--- begin LISTED RECORDS ---

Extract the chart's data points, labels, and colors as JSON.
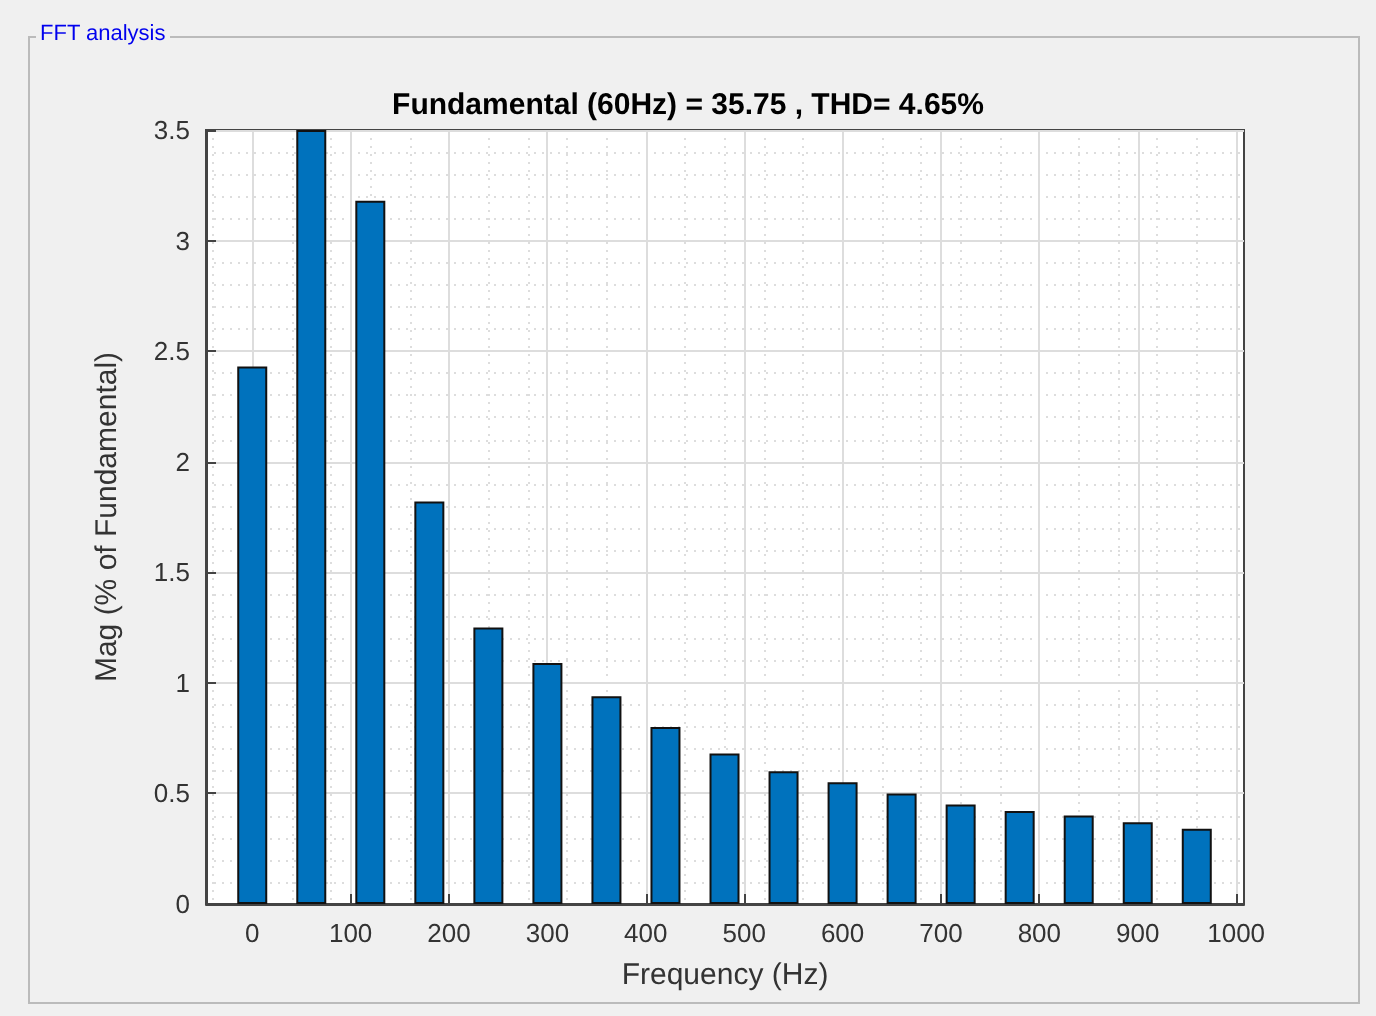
{
  "chart_data": {
    "type": "bar",
    "title": "Fundamental (60Hz) = 35.75 , THD= 4.65%",
    "xlabel": "Frequency (Hz)",
    "ylabel": "Mag (% of Fundamental)",
    "annotations": [
      "FFT analysis"
    ],
    "x": [
      0,
      60,
      120,
      180,
      240,
      300,
      360,
      420,
      480,
      540,
      600,
      660,
      720,
      780,
      840,
      900,
      960
    ],
    "values": [
      2.43,
      3.5,
      3.18,
      1.82,
      1.25,
      1.09,
      0.94,
      0.8,
      0.68,
      0.6,
      0.55,
      0.5,
      0.45,
      0.42,
      0.4,
      0.37,
      0.34
    ],
    "color": "#0072bd",
    "xlim": [
      -47,
      1008
    ],
    "xticks": [
      0,
      100,
      200,
      300,
      400,
      500,
      600,
      700,
      800,
      900,
      1000
    ],
    "ylim": [
      0,
      3.5
    ],
    "yticks": [
      0,
      0.5,
      1,
      1.5,
      2,
      2.5,
      3,
      3.5
    ],
    "grid": true
  }
}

--- end LISTED RECORDS ---

* REQUIREMENT *
For each line of the entries that includes "Fundamental", show that line.

* TASK RESULT *
    "title": "Fundamental (60Hz) = 35.75 , THD= 4.65%",
    "ylabel": "Mag (% of Fundamental)",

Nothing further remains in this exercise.